**Data for this task**
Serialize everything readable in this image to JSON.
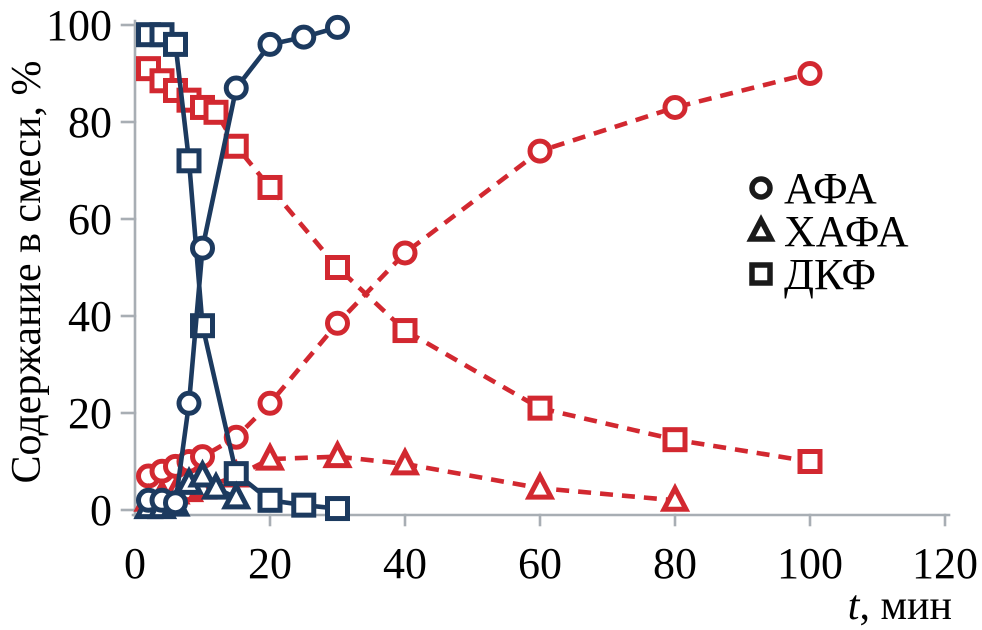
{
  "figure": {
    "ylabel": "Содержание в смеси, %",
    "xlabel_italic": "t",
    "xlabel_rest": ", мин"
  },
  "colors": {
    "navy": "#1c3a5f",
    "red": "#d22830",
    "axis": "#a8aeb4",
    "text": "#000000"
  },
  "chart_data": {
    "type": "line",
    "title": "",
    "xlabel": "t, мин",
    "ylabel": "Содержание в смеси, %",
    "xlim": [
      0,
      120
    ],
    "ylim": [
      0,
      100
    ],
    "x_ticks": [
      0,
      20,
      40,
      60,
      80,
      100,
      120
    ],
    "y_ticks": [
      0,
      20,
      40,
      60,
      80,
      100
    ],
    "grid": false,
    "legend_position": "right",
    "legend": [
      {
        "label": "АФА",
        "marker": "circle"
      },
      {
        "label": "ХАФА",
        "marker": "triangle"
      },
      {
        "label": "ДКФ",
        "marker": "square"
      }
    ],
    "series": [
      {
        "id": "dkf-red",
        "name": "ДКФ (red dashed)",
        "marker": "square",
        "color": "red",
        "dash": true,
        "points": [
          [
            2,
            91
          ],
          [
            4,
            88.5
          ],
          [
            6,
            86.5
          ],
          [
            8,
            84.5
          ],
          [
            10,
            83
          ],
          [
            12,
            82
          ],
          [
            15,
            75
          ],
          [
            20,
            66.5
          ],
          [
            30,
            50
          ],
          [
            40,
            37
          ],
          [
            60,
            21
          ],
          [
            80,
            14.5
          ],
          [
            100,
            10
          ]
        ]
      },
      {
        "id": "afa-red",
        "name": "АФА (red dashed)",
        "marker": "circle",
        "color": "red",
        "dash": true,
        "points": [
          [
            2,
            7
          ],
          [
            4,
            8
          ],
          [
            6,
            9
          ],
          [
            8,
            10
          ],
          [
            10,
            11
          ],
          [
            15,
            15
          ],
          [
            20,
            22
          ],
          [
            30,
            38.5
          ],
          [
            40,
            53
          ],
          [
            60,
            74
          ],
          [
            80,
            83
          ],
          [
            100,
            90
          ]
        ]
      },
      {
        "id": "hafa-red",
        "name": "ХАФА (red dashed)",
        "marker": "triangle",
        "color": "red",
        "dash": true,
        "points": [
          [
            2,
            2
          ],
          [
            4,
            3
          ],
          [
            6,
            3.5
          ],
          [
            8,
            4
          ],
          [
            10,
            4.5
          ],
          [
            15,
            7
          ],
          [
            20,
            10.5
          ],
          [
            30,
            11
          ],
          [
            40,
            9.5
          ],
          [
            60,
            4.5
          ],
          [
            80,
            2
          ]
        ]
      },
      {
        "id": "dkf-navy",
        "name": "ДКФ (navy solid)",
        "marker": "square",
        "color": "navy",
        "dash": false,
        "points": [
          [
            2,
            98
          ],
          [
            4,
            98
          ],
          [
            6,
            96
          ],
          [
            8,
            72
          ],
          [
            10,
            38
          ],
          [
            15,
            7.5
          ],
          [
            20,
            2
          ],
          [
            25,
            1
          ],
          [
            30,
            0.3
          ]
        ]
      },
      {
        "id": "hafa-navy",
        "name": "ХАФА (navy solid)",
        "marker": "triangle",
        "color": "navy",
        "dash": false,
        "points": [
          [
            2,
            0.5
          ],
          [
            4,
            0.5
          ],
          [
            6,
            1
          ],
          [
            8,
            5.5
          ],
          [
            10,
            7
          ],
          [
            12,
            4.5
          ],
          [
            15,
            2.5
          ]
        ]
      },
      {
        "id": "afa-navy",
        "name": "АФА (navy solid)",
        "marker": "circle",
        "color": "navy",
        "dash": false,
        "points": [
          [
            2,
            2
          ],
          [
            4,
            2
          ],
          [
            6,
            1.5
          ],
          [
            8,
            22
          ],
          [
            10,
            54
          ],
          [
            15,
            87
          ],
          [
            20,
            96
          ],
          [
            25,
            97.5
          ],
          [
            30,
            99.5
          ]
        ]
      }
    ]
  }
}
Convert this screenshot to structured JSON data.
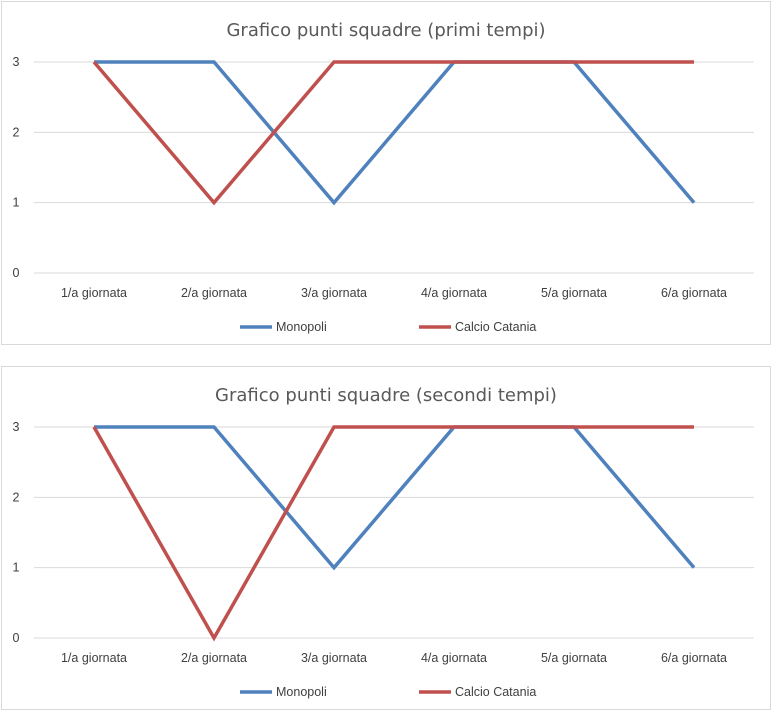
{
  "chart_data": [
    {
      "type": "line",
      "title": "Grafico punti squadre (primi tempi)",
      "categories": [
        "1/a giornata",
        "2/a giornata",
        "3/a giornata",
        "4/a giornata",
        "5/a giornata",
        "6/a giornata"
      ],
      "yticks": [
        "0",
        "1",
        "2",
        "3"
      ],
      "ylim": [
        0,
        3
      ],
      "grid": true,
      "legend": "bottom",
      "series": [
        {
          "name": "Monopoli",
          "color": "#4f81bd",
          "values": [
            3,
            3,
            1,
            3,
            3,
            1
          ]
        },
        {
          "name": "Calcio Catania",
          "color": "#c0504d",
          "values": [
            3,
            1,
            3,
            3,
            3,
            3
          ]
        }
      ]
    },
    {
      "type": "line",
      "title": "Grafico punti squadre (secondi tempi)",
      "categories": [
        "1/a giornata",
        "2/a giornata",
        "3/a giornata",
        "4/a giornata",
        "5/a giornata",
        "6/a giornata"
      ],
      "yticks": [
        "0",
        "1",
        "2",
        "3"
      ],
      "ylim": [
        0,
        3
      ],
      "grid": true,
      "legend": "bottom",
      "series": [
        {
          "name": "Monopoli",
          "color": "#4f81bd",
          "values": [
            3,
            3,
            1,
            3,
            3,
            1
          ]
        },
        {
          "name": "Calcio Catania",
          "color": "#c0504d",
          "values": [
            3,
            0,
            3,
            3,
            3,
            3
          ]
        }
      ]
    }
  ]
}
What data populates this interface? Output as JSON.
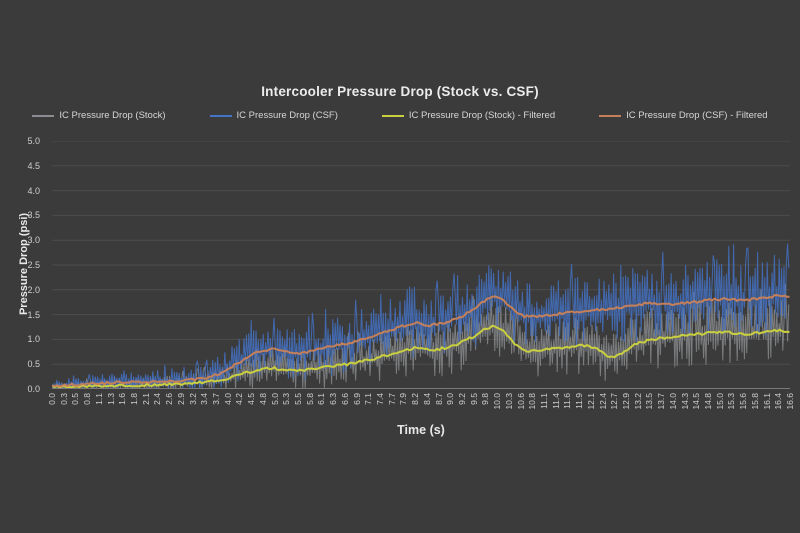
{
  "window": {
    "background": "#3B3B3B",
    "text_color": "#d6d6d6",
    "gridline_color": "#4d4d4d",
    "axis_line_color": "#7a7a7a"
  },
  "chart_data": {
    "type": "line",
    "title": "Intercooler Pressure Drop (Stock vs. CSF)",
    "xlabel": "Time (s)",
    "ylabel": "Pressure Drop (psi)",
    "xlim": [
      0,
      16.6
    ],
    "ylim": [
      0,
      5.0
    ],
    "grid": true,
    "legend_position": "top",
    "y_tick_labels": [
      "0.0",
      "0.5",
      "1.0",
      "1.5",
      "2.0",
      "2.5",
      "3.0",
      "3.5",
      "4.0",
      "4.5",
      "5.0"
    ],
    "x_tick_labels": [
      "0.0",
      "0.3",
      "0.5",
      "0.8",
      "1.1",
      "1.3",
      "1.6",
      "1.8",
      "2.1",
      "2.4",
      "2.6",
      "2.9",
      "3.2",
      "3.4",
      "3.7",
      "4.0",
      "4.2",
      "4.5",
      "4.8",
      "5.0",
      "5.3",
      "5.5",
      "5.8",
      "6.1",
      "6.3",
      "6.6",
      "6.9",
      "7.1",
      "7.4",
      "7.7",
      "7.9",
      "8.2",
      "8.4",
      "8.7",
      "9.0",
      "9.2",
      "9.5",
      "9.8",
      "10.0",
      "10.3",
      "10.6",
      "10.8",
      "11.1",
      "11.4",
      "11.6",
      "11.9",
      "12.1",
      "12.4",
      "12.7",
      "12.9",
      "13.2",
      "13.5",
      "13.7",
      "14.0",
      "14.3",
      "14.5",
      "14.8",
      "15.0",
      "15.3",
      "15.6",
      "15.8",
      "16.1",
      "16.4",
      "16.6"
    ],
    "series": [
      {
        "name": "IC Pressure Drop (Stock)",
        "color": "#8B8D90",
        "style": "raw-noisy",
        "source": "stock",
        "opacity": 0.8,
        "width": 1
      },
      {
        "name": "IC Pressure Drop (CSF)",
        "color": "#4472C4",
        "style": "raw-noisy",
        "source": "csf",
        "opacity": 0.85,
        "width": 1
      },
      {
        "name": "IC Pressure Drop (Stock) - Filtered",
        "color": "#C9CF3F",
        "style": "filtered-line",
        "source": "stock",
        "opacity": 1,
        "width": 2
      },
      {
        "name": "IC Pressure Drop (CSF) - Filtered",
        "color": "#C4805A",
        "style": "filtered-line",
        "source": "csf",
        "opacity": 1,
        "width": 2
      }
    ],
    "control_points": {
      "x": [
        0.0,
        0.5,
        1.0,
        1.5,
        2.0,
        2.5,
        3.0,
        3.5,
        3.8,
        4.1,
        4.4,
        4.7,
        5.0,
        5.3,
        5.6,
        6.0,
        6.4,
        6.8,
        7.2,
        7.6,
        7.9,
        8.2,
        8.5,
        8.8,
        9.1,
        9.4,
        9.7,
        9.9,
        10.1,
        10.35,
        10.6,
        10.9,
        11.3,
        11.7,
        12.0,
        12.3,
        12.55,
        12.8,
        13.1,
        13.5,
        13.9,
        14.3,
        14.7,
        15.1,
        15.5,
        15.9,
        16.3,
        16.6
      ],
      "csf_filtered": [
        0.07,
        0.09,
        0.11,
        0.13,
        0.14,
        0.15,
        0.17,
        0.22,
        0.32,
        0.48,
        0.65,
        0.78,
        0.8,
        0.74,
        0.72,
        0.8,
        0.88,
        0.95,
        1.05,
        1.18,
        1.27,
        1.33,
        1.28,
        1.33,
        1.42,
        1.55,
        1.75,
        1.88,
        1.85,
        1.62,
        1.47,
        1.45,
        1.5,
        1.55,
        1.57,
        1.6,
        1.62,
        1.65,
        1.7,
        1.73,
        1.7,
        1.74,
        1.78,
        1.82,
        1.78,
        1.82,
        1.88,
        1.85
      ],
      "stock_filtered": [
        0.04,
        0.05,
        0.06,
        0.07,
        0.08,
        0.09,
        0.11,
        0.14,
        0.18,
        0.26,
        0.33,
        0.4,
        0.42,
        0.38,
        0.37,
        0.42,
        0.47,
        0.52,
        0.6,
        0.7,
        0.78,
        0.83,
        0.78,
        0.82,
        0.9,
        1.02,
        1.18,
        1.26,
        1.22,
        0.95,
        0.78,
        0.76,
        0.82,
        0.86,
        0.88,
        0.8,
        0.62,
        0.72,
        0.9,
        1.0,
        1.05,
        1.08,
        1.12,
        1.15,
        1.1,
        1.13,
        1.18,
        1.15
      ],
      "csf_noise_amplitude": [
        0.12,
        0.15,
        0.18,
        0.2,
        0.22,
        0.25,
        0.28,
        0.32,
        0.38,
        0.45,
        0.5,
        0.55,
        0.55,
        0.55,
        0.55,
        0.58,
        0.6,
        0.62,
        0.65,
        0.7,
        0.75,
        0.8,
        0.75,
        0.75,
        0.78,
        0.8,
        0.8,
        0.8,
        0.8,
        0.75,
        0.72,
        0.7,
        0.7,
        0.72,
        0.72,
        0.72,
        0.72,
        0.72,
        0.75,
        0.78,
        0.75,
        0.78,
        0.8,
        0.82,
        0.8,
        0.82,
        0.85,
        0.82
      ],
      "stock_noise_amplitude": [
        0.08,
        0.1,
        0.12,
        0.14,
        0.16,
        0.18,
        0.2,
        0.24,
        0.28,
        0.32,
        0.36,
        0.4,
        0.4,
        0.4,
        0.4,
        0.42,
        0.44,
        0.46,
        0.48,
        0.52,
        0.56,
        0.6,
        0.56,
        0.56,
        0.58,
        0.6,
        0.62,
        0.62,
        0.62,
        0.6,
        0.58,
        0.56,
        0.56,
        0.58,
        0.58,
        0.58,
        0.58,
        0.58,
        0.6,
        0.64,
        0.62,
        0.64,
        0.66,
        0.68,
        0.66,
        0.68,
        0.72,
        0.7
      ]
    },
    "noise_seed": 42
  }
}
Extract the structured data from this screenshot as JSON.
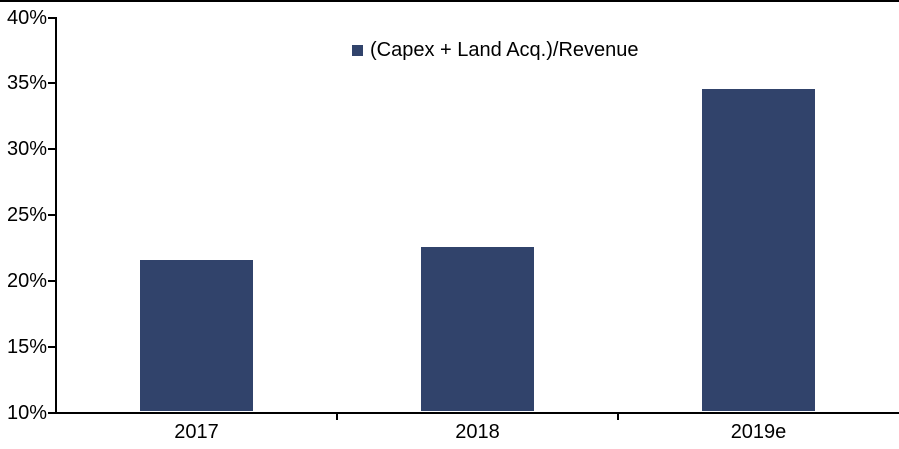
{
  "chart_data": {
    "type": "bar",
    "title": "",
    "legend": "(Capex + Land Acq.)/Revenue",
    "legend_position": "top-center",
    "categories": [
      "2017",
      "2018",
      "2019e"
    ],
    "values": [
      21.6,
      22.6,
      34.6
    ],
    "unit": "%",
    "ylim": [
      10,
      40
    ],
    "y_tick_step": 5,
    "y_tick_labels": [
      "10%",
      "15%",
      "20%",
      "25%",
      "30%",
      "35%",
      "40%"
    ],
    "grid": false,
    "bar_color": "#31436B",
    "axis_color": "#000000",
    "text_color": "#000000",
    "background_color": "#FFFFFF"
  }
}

**Challenge**
Using the records above, pull out each line where the word "squadre" occurs.

**Task answer**
      "title": "Grafico punti squadre (primi tempi)",
      "title": "Grafico punti squadre (secondi tempi)",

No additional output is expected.